Extracted records:

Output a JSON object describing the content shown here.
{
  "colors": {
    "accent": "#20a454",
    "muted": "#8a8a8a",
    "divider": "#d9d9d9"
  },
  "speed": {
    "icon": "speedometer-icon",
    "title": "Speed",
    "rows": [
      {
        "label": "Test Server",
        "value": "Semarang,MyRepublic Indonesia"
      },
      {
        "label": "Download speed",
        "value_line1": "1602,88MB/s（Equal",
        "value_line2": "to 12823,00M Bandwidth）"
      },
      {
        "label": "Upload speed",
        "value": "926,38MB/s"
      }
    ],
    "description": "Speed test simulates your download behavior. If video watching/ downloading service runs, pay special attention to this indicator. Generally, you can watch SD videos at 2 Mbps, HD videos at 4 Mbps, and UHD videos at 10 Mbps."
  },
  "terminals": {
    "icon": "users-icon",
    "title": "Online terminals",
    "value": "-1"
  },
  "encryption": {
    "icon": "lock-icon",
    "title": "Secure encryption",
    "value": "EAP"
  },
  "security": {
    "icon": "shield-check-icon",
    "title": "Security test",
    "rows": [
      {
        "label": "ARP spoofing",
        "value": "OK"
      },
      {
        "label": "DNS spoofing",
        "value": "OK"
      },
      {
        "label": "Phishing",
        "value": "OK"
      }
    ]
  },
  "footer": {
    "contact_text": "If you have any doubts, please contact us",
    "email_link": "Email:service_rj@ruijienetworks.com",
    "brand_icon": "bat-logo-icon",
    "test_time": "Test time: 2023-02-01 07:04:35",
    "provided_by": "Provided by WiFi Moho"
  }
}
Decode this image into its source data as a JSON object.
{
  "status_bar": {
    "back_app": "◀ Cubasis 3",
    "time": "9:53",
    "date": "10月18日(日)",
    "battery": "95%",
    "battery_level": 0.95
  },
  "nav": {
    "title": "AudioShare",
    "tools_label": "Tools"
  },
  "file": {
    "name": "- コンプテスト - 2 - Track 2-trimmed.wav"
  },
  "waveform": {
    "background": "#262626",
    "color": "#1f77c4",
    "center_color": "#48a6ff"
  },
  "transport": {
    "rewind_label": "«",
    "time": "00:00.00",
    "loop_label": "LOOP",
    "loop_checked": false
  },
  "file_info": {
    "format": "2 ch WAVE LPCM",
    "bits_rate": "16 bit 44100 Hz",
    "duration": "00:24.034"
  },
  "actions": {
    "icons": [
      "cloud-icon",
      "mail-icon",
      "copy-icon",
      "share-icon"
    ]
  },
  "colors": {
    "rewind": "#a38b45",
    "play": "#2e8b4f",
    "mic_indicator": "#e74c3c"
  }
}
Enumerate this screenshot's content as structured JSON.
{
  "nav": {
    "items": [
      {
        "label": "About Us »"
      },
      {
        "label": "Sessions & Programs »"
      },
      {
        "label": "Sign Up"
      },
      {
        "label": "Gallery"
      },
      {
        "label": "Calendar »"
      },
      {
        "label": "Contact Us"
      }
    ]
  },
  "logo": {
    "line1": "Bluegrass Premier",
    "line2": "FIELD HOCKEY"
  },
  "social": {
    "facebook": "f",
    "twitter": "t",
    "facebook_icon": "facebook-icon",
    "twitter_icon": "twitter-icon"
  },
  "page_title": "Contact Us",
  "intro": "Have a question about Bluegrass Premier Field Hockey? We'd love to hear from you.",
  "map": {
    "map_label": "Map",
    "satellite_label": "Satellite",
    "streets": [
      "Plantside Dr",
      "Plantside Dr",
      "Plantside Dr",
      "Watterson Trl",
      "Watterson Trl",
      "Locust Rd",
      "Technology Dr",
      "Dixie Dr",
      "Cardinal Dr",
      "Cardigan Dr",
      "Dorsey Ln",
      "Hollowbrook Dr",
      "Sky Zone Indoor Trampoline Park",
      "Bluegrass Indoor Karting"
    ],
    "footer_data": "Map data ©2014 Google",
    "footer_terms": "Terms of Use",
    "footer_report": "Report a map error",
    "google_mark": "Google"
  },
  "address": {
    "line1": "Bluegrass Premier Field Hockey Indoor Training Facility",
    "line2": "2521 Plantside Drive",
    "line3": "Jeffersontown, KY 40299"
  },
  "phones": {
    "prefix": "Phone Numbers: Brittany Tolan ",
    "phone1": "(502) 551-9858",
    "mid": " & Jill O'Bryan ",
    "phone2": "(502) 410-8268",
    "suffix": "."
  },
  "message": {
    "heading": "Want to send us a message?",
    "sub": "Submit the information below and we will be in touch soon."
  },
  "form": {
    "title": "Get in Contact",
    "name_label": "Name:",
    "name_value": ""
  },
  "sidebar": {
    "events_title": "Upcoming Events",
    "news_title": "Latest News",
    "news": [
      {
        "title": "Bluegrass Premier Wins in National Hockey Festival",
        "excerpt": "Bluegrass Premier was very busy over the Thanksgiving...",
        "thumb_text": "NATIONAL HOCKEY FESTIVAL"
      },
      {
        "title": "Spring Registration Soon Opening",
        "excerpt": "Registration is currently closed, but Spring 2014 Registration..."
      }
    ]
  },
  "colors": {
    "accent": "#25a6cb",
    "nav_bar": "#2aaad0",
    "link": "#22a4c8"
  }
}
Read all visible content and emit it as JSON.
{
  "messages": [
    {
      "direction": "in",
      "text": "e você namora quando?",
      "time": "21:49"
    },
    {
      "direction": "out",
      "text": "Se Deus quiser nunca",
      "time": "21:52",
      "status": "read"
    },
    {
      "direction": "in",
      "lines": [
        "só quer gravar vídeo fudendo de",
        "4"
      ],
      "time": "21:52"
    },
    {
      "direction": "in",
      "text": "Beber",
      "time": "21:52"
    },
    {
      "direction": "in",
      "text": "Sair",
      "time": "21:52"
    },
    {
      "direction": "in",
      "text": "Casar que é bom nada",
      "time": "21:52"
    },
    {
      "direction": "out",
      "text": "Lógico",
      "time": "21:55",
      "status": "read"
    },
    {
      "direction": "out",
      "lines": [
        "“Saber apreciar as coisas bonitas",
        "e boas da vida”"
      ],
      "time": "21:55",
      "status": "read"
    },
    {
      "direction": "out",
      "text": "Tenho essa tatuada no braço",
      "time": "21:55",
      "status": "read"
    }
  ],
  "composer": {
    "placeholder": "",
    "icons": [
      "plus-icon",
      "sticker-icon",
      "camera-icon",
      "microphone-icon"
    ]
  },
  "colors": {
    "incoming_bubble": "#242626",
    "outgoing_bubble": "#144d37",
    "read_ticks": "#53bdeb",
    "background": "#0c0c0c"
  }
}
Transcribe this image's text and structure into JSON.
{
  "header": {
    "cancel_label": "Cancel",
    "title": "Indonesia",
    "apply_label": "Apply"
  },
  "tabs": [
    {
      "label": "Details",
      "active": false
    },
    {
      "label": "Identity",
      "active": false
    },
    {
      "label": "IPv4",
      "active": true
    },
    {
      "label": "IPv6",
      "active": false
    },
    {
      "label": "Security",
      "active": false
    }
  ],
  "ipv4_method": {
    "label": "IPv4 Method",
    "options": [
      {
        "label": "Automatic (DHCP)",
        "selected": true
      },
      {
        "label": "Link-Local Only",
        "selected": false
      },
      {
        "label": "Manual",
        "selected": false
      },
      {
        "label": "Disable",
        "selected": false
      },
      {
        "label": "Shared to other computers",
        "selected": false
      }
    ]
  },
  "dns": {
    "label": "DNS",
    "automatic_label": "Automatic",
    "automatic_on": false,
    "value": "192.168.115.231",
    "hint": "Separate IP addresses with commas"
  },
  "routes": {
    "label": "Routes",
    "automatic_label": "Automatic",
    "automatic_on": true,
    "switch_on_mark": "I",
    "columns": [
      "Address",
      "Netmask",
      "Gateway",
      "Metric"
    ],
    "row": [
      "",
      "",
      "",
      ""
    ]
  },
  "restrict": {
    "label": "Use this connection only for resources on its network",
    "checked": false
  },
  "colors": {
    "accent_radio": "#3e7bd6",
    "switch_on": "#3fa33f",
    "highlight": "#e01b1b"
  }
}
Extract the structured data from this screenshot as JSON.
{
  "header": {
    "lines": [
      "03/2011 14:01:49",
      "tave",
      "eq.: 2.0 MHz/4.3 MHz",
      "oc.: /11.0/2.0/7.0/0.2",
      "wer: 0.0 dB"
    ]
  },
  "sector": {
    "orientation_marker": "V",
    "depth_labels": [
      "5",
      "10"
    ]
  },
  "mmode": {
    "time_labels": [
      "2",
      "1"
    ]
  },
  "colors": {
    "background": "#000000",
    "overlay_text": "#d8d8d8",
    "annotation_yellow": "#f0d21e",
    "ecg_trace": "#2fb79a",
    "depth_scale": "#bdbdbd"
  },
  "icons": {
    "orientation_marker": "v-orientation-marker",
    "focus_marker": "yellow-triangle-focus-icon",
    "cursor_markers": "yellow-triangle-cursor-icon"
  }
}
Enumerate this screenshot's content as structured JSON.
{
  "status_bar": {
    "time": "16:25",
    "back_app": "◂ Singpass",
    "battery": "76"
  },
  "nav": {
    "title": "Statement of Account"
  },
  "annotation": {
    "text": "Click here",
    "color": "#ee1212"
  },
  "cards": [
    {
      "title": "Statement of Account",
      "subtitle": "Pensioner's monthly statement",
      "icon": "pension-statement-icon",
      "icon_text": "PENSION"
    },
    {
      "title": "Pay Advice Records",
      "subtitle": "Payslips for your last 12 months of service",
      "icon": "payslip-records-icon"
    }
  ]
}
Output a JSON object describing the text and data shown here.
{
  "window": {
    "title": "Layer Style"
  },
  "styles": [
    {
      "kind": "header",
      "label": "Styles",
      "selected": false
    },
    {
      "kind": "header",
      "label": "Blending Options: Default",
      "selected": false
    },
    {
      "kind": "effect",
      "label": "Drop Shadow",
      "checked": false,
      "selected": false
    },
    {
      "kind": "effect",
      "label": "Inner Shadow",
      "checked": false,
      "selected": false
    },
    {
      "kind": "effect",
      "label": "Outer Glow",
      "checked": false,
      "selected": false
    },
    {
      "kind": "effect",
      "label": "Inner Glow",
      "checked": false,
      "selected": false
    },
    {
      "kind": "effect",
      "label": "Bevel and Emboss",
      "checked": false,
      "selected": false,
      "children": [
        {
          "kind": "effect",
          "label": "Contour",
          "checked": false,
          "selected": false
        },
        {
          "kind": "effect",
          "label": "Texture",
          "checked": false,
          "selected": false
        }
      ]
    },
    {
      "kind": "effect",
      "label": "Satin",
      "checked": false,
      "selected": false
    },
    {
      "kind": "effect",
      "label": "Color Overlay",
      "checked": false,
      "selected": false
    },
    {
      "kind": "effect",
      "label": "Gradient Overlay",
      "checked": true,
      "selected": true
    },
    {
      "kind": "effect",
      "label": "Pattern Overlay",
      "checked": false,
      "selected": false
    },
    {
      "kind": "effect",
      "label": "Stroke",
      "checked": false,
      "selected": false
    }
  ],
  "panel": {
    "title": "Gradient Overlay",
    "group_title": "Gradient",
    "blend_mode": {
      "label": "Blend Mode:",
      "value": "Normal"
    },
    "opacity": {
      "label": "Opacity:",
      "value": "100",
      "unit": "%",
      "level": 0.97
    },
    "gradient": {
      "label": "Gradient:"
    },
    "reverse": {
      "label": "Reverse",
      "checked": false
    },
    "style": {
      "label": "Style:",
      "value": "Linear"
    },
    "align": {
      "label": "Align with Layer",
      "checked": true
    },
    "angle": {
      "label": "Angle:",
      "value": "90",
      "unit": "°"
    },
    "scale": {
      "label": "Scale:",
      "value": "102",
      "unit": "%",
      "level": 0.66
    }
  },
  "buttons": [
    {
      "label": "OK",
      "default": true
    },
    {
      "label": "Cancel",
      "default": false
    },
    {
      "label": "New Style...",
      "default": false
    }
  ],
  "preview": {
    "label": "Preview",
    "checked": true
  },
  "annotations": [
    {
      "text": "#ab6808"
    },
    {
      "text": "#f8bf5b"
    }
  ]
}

● **Exercise task**:
Copy each line above that contains the string "facebook".

● **Full answer**:
    "facebook": "f",
    "facebook_icon": "facebook-icon",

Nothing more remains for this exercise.